### EXERCISE DIRECTIONS
Write out each record below exactly as it appears, with no pictures.

### Stored records
☆ ☆ ☆ ☆ ☆

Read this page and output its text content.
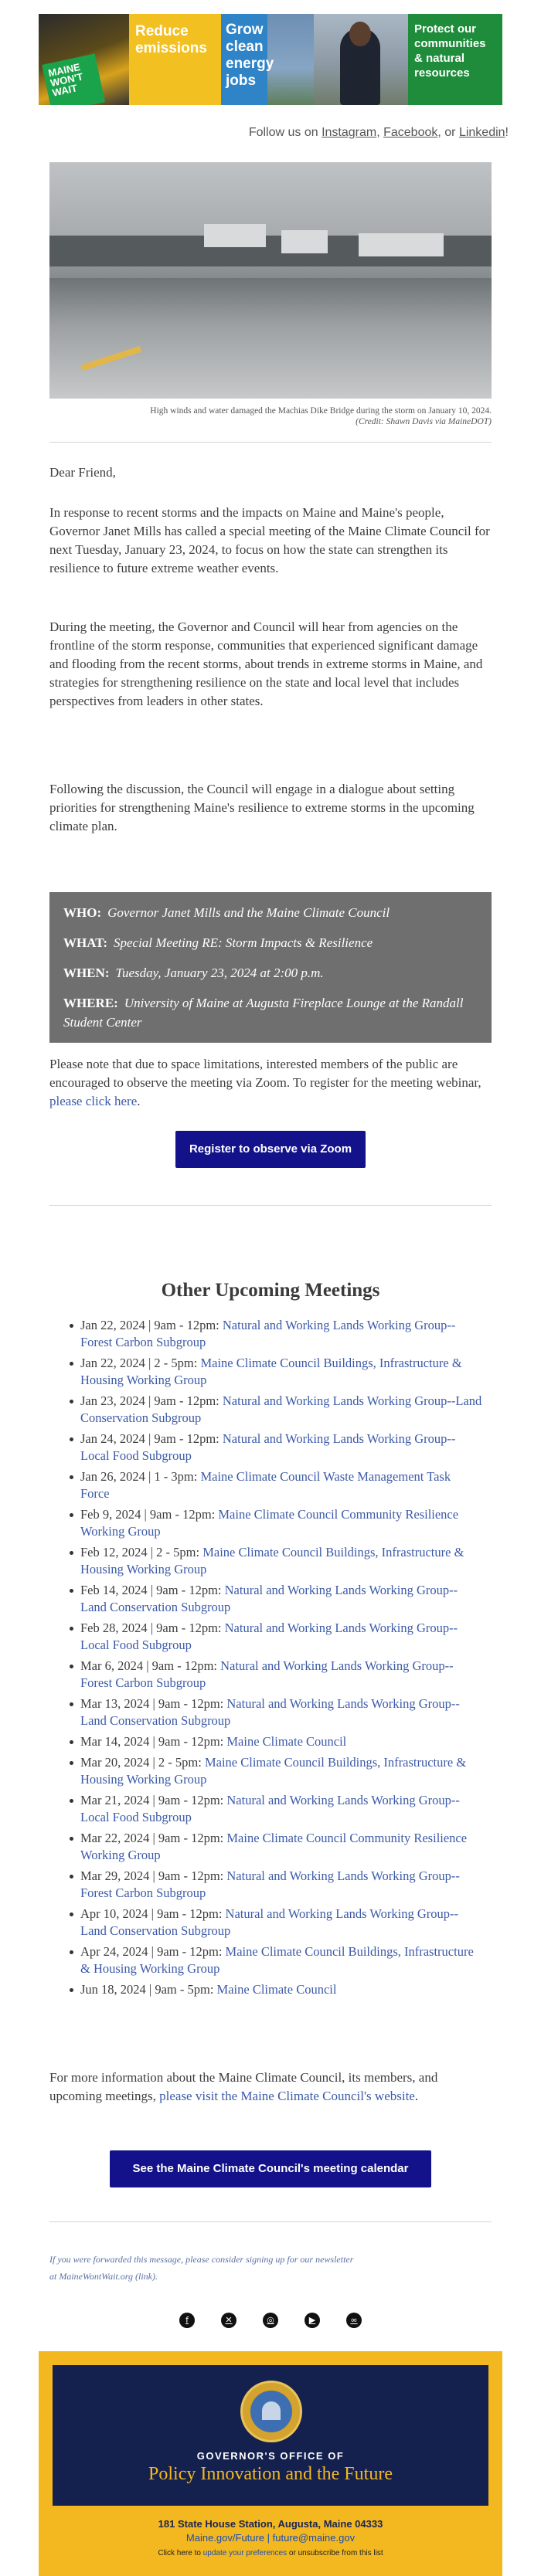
MAINE WON'T WAIT
Reduce emissions
Grow clean energy jobs
Protect our communities & natural resources
Follow us on Instagram, Facebook, or Linkedin!
High winds and water damaged the Machias Dike Bridge during the storm on January 10, 2024.
(Credit: Shawn Davis via MaineDOT)

Dear Friend,

In response to recent storms and the impacts on Maine and Maine's people, Governor Janet Mills has called a special meeting of the Maine Climate Council for next Tuesday, January 23, 2024, to focus on how the state can strengthen its resilience to future extreme weather events.

During the meeting, the Governor and Council will hear from agencies on the frontline of the storm response, communities that experienced significant damage and flooding from the recent storms, about trends in extreme storms in Maine, and strategies for strengthening resilience on the state and local level that includes perspectives from leaders in other states.

Following the discussion, the Council will engage in a dialogue about setting priorities for strengthening Maine's resilience to extreme storms in the upcoming climate plan.

WHO: Governor Janet Mills and the Maine Climate Council
WHAT: Special Meeting RE: Storm Impacts & Resilience
WHEN: Tuesday, January 23, 2024 at 2:00 p.m.
WHERE: University of Maine at Augusta Fireplace Lounge at the Randall Student Center

Please note that due to space limitations, interested members of the public are encouraged to observe the meeting via Zoom. To register for the meeting webinar, please click here.

Register to observe via Zoom
Other Upcoming Meetings
Jan 22, 2024 | 9am - 12pm: Natural and Working Lands Working Group--Forest Carbon Subgroup
Jan 22, 2024 | 2 - 5pm: Maine Climate Council Buildings, Infrastructure & Housing Working Group
Jan 23, 2024 | 9am - 12pm: Natural and Working Lands Working Group--Land Conservation Subgroup
Jan 24, 2024 | 9am - 12pm: Natural and Working Lands Working Group--Local Food Subgroup
Jan 26, 2024 | 1 - 3pm: Maine Climate Council Waste Management Task Force
Feb 9, 2024 | 9am - 12pm: Maine Climate Council Community Resilience Working Group
Feb 12, 2024 | 2 - 5pm: Maine Climate Council Buildings, Infrastructure & Housing Working Group
Feb 14, 2024 | 9am - 12pm: Natural and Working Lands Working Group--Land Conservation Subgroup
Feb 28, 2024 | 9am - 12pm: Natural and Working Lands Working Group--Local Food Subgroup
Mar 6, 2024 | 9am - 12pm: Natural and Working Lands Working Group--Forest Carbon Subgroup
Mar 13, 2024 | 9am - 12pm: Natural and Working Lands Working Group--Land Conservation Subgroup
Mar 14, 2024 | 9am - 12pm: Maine Climate Council
Mar 20, 2024 | 2 - 5pm: Maine Climate Council Buildings, Infrastructure & Housing Working Group
Mar 21, 2024 | 9am - 12pm: Natural and Working Lands Working Group--Local Food Subgroup
Mar 22, 2024 | 9am - 12pm: Maine Climate Council Community Resilience Working Group
Mar 29, 2024 | 9am - 12pm: Natural and Working Lands Working Group--Forest Carbon Subgroup
Apr 10, 2024 | 9am - 12pm: Natural and Working Lands Working Group--Land Conservation Subgroup
Apr 24, 2024 | 9am - 12pm: Maine Climate Council Buildings, Infrastructure & Housing Working Group
Jun 18, 2024 | 9am - 5pm: Maine Climate Council

For more information about the Maine Climate Council, its members, and upcoming meetings, please visit the Maine Climate Council's website.

See the Maine Climate Council's meeting calendar
If you were forwarded this message, please consider signing up for our newsletter
at MaineWontWait.org (link).
f	✕	◎	▶	∞
GOVERNOR'S OFFICE OF
Policy Innovation and the Future
181 State House Station, Augusta, Maine 04333
Maine.gov/Future | future@maine.gov
Click here to update your preferences or unsubscribe from this list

☆ ☆ ☆ ☆ ☆

### ANSWER BELOW
Read this page and output its text content.
MAINE WON'T WAIT
Reduce emissions
Grow clean energy jobs
Protect our communities & natural resources
Follow us on Instagram, Facebook, or Linkedin!
High winds and water damaged the Machias Dike Bridge during the storm on January 10, 2024.
(Credit: Shawn Davis via MaineDOT)

Dear Friend,

In response to recent storms and the impacts on Maine and Maine's people, Governor Janet Mills has called a special meeting of the Maine Climate Council for next Tuesday, January 23, 2024, to focus on how the state can strengthen its resilience to future extreme weather events.

During the meeting, the Governor and Council will hear from agencies on the frontline of the storm response, communities that experienced significant damage and flooding from the recent storms, about trends in extreme storms in Maine, and strategies for strengthening resilience on the state and local level that includes perspectives from leaders in other states.

Following the discussion, the Council will engage in a dialogue about setting priorities for strengthening Maine's resilience to extreme storms in the upcoming climate plan.

WHO: Governor Janet Mills and the Maine Climate Council
WHAT: Special Meeting RE: Storm Impacts & Resilience
WHEN: Tuesday, January 23, 2024 at 2:00 p.m.
WHERE: University of Maine at Augusta Fireplace Lounge at the Randall Student Center

Please note that due to space limitations, interested members of the public are encouraged to observe the meeting via Zoom. To register for the meeting webinar, please click here.

Register to observe via Zoom
Other Upcoming Meetings
Jan 22, 2024 | 9am - 12pm: Natural and Working Lands Working Group--Forest Carbon Subgroup
Jan 22, 2024 | 2 - 5pm: Maine Climate Council Buildings, Infrastructure & Housing Working Group
Jan 23, 2024 | 9am - 12pm: Natural and Working Lands Working Group--Land Conservation Subgroup
Jan 24, 2024 | 9am - 12pm: Natural and Working Lands Working Group--Local Food Subgroup
Jan 26, 2024 | 1 - 3pm: Maine Climate Council Waste Management Task Force
Feb 9, 2024 | 9am - 12pm: Maine Climate Council Community Resilience Working Group
Feb 12, 2024 | 2 - 5pm: Maine Climate Council Buildings, Infrastructure & Housing Working Group
Feb 14, 2024 | 9am - 12pm: Natural and Working Lands Working Group--Land Conservation Subgroup
Feb 28, 2024 | 9am - 12pm: Natural and Working Lands Working Group--Local Food Subgroup
Mar 6, 2024 | 9am - 12pm: Natural and Working Lands Working Group--Forest Carbon Subgroup
Mar 13, 2024 | 9am - 12pm: Natural and Working Lands Working Group--Land Conservation Subgroup
Mar 14, 2024 | 9am - 12pm: Maine Climate Council
Mar 20, 2024 | 2 - 5pm: Maine Climate Council Buildings, Infrastructure & Housing Working Group
Mar 21, 2024 | 9am - 12pm: Natural and Working Lands Working Group--Local Food Subgroup
Mar 22, 2024 | 9am - 12pm: Maine Climate Council Community Resilience Working Group
Mar 29, 2024 | 9am - 12pm: Natural and Working Lands Working Group--Forest Carbon Subgroup
Apr 10, 2024 | 9am - 12pm: Natural and Working Lands Working Group--Land Conservation Subgroup
Apr 24, 2024 | 9am - 12pm: Maine Climate Council Buildings, Infrastructure & Housing Working Group
Jun 18, 2024 | 9am - 5pm: Maine Climate Council

For more information about the Maine Climate Council, its members, and upcoming meetings, please visit the Maine Climate Council's website.

See the Maine Climate Council's meeting calendar
If you were forwarded this message, please consider signing up for our newsletter
at MaineWontWait.org (link).
f	✕	◎	▶	∞
GOVERNOR'S OFFICE OF
Policy Innovation and the Future
181 State House Station, Augusta, Maine 04333
Maine.gov/Future | future@maine.gov
Click here to update your preferences or unsubscribe from this list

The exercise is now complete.